YOUR OBJECTIVE: Which lines below hold the word "ylabel"? Copy all of them.

RECORD EXCERPTS:
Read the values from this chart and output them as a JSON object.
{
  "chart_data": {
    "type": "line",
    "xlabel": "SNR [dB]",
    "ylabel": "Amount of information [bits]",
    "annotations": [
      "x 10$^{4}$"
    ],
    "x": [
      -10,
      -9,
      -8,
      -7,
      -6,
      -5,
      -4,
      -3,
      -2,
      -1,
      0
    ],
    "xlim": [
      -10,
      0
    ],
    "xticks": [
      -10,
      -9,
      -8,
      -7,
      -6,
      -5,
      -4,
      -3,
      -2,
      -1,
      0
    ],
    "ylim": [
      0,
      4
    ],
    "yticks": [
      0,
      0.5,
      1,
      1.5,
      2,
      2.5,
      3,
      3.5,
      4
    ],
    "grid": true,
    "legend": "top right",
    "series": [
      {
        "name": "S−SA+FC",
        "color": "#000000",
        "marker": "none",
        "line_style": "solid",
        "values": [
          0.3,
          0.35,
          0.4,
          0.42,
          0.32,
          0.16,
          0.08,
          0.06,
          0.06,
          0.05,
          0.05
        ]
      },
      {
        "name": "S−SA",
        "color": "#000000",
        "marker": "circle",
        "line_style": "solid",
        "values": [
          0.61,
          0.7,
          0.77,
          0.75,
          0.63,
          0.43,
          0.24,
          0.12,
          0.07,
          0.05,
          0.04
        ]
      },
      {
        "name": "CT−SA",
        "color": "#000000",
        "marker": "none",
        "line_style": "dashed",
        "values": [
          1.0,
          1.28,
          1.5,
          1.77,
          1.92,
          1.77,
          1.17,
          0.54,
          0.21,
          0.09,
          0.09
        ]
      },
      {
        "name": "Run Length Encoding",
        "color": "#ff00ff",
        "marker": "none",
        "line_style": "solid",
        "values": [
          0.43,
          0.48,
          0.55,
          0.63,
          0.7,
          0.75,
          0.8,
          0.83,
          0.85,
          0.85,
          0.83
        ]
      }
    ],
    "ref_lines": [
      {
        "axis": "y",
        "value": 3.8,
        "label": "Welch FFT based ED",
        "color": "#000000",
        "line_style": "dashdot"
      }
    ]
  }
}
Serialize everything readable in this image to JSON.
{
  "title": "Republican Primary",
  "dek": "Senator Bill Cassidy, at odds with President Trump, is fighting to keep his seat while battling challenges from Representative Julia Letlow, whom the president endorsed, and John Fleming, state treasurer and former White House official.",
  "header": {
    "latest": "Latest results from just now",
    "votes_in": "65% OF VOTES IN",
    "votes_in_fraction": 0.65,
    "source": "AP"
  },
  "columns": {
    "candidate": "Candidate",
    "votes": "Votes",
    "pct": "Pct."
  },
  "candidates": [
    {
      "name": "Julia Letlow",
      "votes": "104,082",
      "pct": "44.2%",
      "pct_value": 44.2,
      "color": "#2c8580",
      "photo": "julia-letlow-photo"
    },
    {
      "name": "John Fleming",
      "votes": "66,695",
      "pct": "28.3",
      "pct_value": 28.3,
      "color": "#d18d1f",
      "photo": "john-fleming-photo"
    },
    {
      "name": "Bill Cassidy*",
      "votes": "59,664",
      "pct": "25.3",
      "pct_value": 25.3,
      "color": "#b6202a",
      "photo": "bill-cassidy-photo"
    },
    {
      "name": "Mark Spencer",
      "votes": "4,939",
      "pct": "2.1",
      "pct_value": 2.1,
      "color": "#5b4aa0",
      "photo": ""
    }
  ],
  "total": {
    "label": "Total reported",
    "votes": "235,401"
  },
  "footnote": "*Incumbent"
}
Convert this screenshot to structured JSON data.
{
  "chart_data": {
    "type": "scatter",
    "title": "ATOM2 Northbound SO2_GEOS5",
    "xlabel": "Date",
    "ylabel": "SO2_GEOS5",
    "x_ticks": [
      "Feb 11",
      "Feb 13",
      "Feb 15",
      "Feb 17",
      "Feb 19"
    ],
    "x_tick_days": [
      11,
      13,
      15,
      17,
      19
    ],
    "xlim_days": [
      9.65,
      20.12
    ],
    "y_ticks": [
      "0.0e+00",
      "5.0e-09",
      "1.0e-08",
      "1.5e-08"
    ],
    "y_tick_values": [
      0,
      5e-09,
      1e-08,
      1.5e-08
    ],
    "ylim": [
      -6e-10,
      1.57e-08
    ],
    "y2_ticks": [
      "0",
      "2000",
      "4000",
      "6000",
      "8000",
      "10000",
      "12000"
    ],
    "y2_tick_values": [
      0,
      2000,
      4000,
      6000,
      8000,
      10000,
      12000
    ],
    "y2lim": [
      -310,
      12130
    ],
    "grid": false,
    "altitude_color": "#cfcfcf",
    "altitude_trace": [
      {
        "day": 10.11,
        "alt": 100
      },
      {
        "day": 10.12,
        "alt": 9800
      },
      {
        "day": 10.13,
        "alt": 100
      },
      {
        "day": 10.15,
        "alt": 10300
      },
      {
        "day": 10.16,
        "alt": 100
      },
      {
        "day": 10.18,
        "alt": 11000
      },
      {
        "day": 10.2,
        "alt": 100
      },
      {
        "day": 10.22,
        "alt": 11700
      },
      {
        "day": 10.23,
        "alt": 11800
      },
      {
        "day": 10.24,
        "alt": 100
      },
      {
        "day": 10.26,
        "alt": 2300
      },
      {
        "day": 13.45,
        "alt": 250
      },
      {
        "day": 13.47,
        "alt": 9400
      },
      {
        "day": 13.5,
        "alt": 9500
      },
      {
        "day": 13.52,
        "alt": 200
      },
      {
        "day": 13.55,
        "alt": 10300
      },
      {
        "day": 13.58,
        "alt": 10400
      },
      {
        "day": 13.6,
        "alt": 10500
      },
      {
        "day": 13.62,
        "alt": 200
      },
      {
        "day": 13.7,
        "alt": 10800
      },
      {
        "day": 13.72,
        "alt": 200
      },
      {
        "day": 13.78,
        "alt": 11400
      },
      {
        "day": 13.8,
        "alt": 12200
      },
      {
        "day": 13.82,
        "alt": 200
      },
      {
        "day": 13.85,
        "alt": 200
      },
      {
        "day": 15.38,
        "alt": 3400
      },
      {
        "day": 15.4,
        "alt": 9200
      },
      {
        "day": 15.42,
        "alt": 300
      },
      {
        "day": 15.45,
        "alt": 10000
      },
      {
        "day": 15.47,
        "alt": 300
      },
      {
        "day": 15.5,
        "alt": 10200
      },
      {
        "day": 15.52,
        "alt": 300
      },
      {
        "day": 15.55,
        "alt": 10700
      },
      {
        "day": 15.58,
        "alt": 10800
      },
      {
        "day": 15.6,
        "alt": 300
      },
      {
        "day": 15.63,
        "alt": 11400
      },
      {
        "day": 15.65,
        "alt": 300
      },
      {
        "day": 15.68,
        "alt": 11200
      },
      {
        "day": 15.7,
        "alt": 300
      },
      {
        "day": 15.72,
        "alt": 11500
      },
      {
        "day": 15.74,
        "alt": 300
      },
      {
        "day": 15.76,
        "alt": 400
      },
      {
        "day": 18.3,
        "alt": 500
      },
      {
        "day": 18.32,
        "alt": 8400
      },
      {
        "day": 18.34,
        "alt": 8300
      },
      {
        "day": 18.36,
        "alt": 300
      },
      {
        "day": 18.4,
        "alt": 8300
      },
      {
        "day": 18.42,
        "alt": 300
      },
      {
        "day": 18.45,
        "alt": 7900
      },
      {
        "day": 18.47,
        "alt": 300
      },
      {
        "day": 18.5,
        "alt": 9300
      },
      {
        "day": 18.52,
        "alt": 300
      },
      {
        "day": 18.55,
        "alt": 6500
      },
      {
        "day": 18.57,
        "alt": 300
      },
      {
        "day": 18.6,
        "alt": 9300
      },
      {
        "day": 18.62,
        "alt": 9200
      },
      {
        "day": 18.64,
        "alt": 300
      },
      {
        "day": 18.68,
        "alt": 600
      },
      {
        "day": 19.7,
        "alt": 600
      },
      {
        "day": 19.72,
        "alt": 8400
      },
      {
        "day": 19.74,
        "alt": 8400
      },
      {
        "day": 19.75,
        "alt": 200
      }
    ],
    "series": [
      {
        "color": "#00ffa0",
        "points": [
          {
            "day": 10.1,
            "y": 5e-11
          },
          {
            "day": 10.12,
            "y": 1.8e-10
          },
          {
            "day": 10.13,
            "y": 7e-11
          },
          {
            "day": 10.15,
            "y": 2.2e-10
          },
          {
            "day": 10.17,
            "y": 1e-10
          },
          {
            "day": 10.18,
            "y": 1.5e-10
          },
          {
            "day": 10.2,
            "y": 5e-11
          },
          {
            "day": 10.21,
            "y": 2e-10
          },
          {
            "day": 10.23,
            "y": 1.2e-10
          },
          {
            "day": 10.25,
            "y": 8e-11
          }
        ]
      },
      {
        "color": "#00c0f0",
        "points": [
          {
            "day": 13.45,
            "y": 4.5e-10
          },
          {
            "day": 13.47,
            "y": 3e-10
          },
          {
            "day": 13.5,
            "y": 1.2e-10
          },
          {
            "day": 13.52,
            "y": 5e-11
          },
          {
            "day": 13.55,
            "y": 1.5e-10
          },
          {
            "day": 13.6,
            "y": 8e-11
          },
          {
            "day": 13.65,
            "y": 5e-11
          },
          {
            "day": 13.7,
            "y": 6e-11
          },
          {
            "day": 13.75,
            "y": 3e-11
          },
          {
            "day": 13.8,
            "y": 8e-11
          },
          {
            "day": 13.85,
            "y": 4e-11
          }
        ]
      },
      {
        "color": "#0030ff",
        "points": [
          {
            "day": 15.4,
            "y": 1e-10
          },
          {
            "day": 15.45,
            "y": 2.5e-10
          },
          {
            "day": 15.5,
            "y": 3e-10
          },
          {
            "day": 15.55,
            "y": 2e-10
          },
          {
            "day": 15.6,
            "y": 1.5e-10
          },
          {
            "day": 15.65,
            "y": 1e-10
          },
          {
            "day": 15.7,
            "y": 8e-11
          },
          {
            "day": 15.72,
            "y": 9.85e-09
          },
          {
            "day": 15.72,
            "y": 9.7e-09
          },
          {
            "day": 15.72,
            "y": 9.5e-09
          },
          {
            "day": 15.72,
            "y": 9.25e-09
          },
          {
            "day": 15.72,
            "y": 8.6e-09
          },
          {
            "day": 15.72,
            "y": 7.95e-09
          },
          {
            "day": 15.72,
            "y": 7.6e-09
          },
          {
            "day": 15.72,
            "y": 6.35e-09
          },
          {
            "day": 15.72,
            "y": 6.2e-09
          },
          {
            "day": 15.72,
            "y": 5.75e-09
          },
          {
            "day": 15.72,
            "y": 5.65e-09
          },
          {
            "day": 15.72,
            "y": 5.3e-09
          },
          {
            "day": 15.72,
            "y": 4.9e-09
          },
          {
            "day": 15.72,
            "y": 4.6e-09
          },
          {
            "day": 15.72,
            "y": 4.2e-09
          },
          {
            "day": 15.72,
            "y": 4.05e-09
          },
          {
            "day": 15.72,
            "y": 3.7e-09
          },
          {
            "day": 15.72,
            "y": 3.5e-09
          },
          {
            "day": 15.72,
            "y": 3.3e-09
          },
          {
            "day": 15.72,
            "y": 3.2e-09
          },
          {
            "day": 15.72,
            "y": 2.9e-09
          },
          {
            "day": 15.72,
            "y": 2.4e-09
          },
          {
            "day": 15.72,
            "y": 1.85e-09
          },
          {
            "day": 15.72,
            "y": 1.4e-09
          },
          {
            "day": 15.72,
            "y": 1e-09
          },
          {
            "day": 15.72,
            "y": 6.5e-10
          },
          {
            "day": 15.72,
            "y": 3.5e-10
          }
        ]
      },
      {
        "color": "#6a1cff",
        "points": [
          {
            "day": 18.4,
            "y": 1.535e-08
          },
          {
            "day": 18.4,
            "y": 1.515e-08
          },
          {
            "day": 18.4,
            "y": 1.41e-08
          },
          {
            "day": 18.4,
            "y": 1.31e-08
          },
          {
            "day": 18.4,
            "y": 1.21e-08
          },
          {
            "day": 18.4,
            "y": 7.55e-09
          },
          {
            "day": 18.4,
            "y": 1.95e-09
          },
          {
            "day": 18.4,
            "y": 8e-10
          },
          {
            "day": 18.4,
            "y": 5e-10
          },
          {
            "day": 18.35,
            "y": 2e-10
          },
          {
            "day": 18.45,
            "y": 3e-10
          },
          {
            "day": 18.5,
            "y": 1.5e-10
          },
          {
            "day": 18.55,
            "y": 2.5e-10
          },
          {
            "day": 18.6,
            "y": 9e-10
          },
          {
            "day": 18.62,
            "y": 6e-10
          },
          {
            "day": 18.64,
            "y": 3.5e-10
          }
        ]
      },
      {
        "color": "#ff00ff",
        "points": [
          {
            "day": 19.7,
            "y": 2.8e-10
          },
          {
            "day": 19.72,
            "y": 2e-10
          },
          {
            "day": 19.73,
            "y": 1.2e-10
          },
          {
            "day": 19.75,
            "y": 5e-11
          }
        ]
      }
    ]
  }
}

RESPONSE TO THIS EXERCISE:
    "ylabel": "Amount of information [bits]",
    "ylabel": "SO2_GEOS5",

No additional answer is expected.